Goal: Tell how many lines include the string "Scilly". Answer with a single number.

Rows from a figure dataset
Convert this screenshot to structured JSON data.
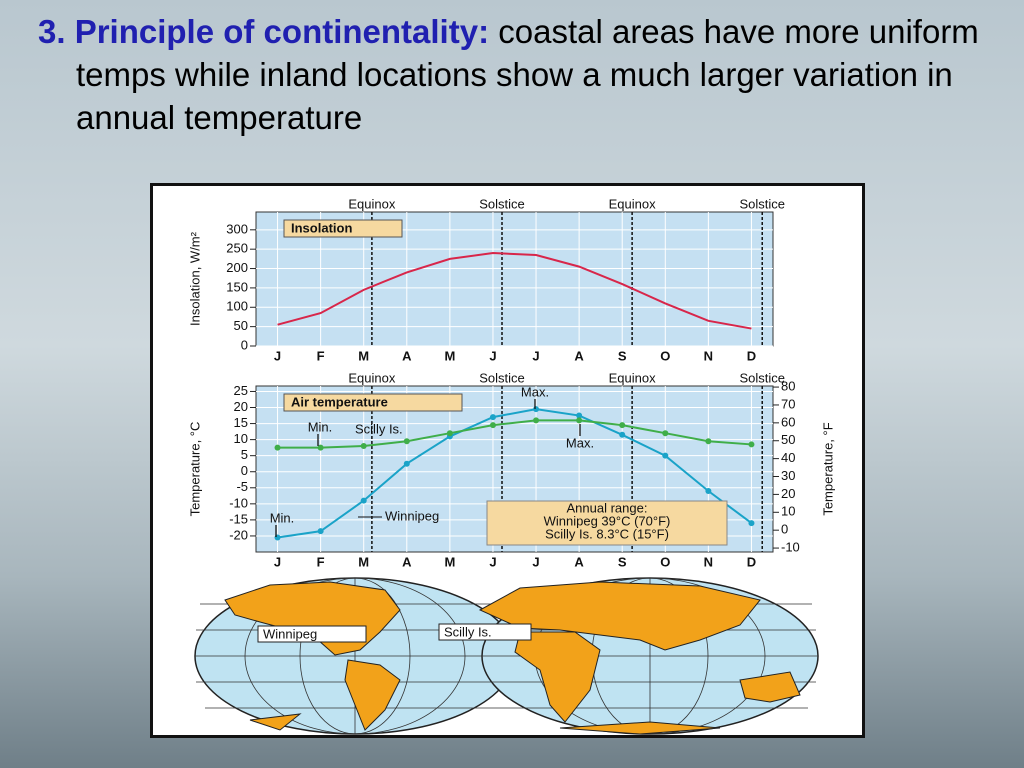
{
  "heading": {
    "lead": "3. Principle of continentality:",
    "text": "coastal areas have more uniform temps while inland locations show a much larger variation in annual temperature"
  },
  "chart_data": [
    {
      "type": "line",
      "title": "Insolation",
      "y_label": "Insolation, W/m²",
      "categories": [
        "J",
        "F",
        "M",
        "A",
        "M",
        "J",
        "J",
        "A",
        "S",
        "O",
        "N",
        "D"
      ],
      "season_labels": [
        "Equinox",
        "Solstice",
        "Equinox",
        "Solstice"
      ],
      "series": [
        {
          "color": "#d8264a",
          "values": [
            55,
            85,
            145,
            190,
            225,
            240,
            235,
            205,
            160,
            110,
            65,
            45
          ]
        }
      ],
      "ylim": [
        0,
        346
      ],
      "yticks": [
        0,
        50,
        100,
        150,
        200,
        250,
        300
      ]
    },
    {
      "type": "line",
      "title": "Air temperature",
      "y_label": "Temperature, °C",
      "y2_label": "Temperature, °F",
      "categories": [
        "J",
        "F",
        "M",
        "A",
        "M",
        "J",
        "J",
        "A",
        "S",
        "O",
        "N",
        "D"
      ],
      "season_labels": [
        "Equinox",
        "Solstice",
        "Equinox",
        "Solstice"
      ],
      "series": [
        {
          "name": "Winnipeg",
          "color": "#1aa3c8",
          "values": [
            -20.5,
            -18.5,
            -9,
            2.5,
            11,
            17,
            19.5,
            17.5,
            11.5,
            5,
            -6,
            -16
          ]
        },
        {
          "name": "Scilly Is.",
          "color": "#3fae49",
          "values": [
            7.5,
            7.5,
            8,
            9.5,
            12,
            14.5,
            16,
            16,
            14.5,
            12,
            9.5,
            8.5
          ]
        }
      ],
      "annotations": [
        "Max.",
        "Min.",
        "Max.",
        "Min."
      ],
      "range_box": [
        "Annual range:",
        "Winnipeg 39°C (70°F)",
        "Scilly Is. 8.3°C (15°F)"
      ],
      "ylim": [
        -25,
        26.7
      ],
      "yticks": [
        -20,
        -15,
        -10,
        -5,
        0,
        5,
        10,
        15,
        20,
        25
      ],
      "y2lim": [
        -12.2,
        80.6
      ],
      "y2ticks": [
        -10,
        0,
        10,
        20,
        30,
        40,
        50,
        60,
        70,
        80
      ]
    }
  ],
  "map": {
    "labels": [
      "Winnipeg",
      "Scilly Is."
    ]
  }
}
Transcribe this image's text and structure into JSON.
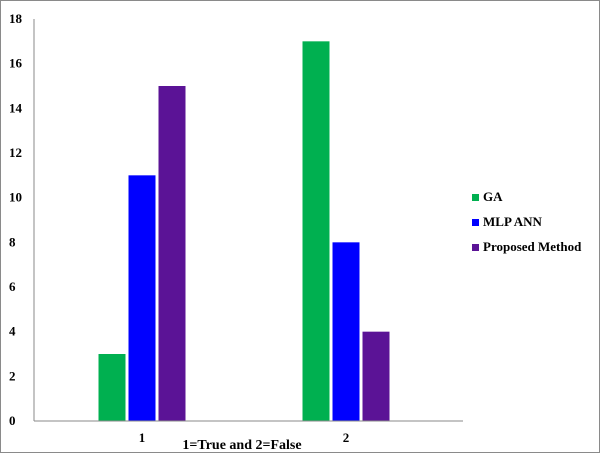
{
  "chart_data": {
    "type": "bar",
    "categories": [
      "1",
      "2"
    ],
    "series": [
      {
        "name": "GA",
        "values": [
          3,
          17
        ],
        "color": "#00b050"
      },
      {
        "name": "MLP ANN",
        "values": [
          11,
          8
        ],
        "color": "#0000ff"
      },
      {
        "name": "Proposed Method",
        "values": [
          15,
          4
        ],
        "color": "#5b1396"
      }
    ],
    "title": "",
    "xlabel": "1=True and 2=False",
    "ylabel": "",
    "ylim": [
      0,
      18
    ],
    "yticks": [
      "0",
      "2",
      "4",
      "6",
      "8",
      "10",
      "12",
      "14",
      "16",
      "18"
    ],
    "grid": false,
    "legend_position": "right"
  }
}
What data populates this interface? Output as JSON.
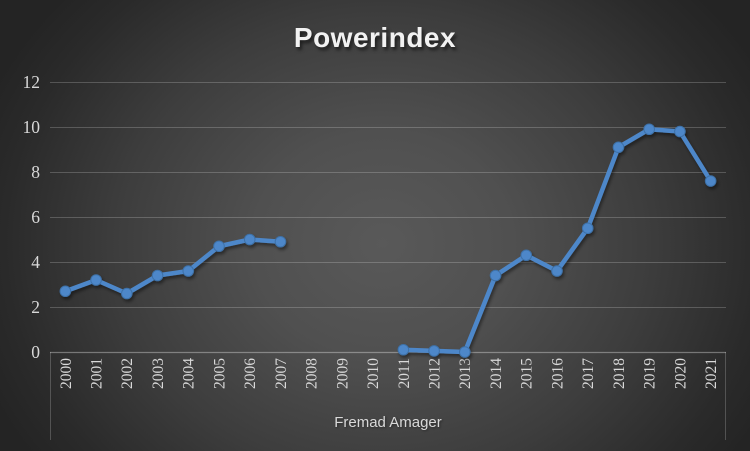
{
  "chart": {
    "title": "Powerindex",
    "xlabel": "Fremad Amager"
  },
  "chart_data": {
    "type": "line",
    "title": "Powerindex",
    "xlabel": "Fremad Amager",
    "ylabel": "",
    "categories": [
      "2000",
      "2001",
      "2002",
      "2003",
      "2004",
      "2005",
      "2006",
      "2007",
      "2008",
      "2009",
      "2010",
      "2011",
      "2012",
      "2013",
      "2014",
      "2015",
      "2016",
      "2017",
      "2018",
      "2019",
      "2020",
      "2021"
    ],
    "series": [
      {
        "name": "Fremad Amager",
        "values": [
          2.7,
          3.2,
          2.6,
          3.4,
          3.6,
          4.7,
          5.0,
          4.9,
          null,
          null,
          null,
          0.1,
          0.05,
          0,
          3.4,
          4.3,
          3.6,
          5.5,
          9.1,
          9.9,
          9.8,
          7.6
        ]
      }
    ],
    "ylim": [
      0,
      12
    ],
    "yticks": [
      0,
      2,
      4,
      6,
      8,
      10,
      12
    ],
    "grid": true,
    "legend": false
  },
  "colors": {
    "line": "#4d87c9",
    "marker_edge": "#3e71a8",
    "tick_text": "#d9d9d9",
    "title_text": "#f2f2f2",
    "gridline": "rgba(255,255,255,0.20)",
    "axis_line": "rgba(255,255,255,0.34)"
  }
}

Written reply: 3